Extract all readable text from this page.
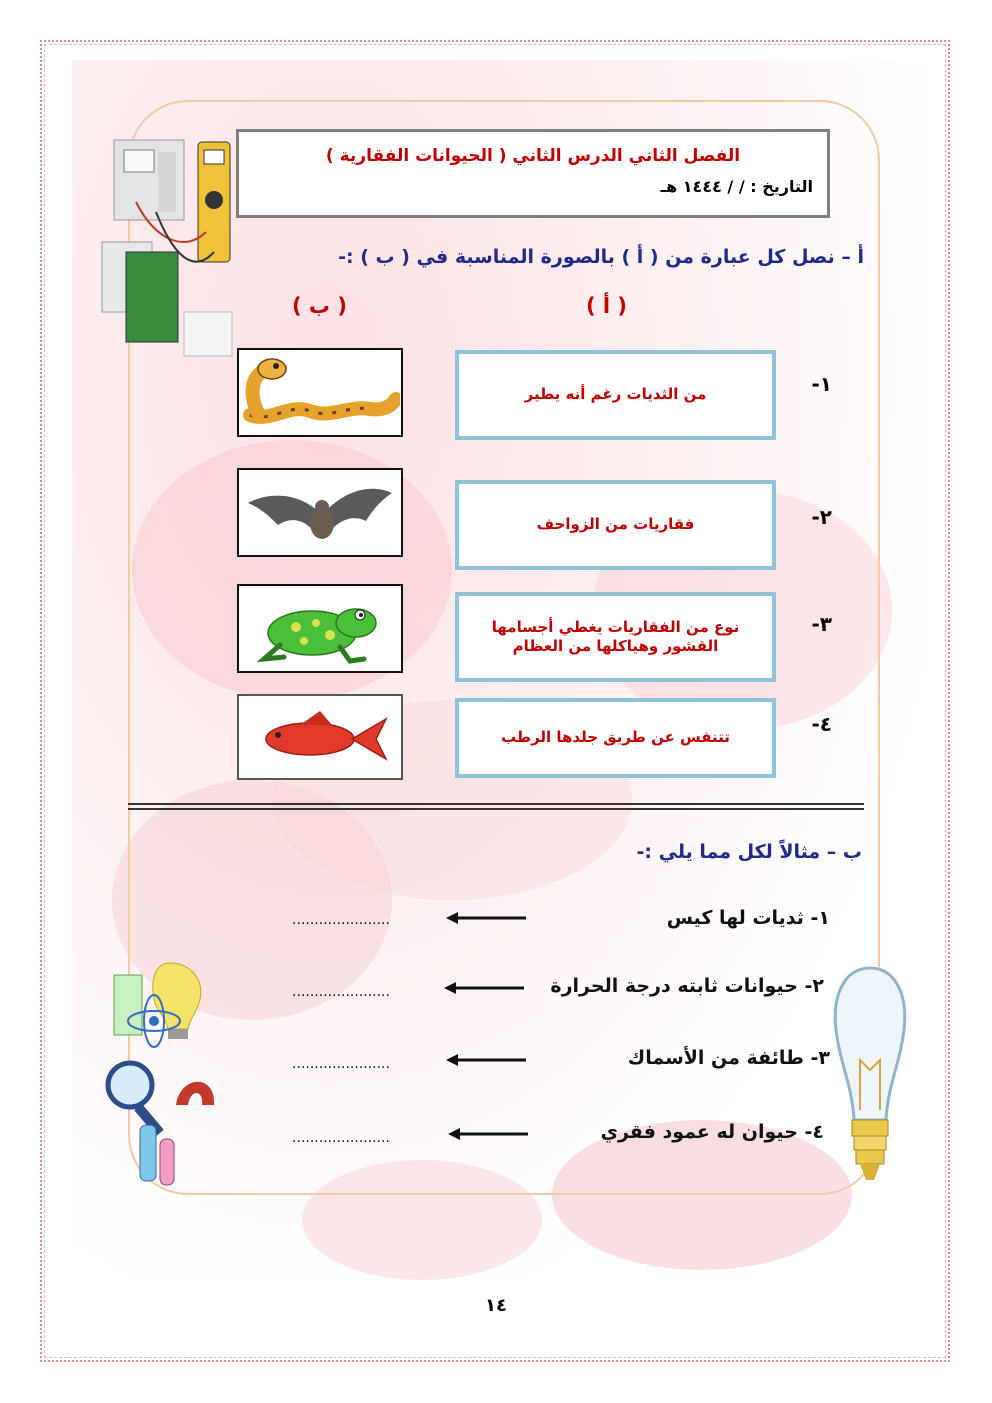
الفصل الثاني الدرس الثاني ( الحيوانات الفقارية )
التاريخ : / / ١٤٤٤ هـ
أ – نصل كل عبارة من ( أ ) بالصورة المناسبة في ( ب ) :-
( ب )	( أ )
١-
من الثديات رغم أنه يطير
٢-
فقاريات من الزواحف
٣-
نوع من الفقاريات يغطي أجسامها القشور وهياكلها من العظام
٤-
تتنفس عن طريق جلدها الرطب
ب – مثالاً لكل مما يلي :-
١- ثديات لها كيس
......................
٢- حيوانات ثابته درجة الحرارة
......................
٣- طائفة من الأسماك
......................
٤- حيوان له عمود فقري
......................
١٤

The problem
Set down every entry word for word, but omit the pictures.

The solution
Extract all readable text from this page.
الفصل الثاني الدرس الثاني ( الحيوانات الفقارية )
التاريخ : / / ١٤٤٤ هـ
أ – نصل كل عبارة من ( أ ) بالصورة المناسبة في ( ب ) :-
( ب )	( أ )
١-
من الثديات رغم أنه يطير
٢-
فقاريات من الزواحف
٣-
نوع من الفقاريات يغطي أجسامها القشور وهياكلها من العظام
٤-
تتنفس عن طريق جلدها الرطب
ب – مثالاً لكل مما يلي :-
١- ثديات لها كيس
......................
٢- حيوانات ثابته درجة الحرارة
......................
٣- طائفة من الأسماك
......................
٤- حيوان له عمود فقري
......................
١٤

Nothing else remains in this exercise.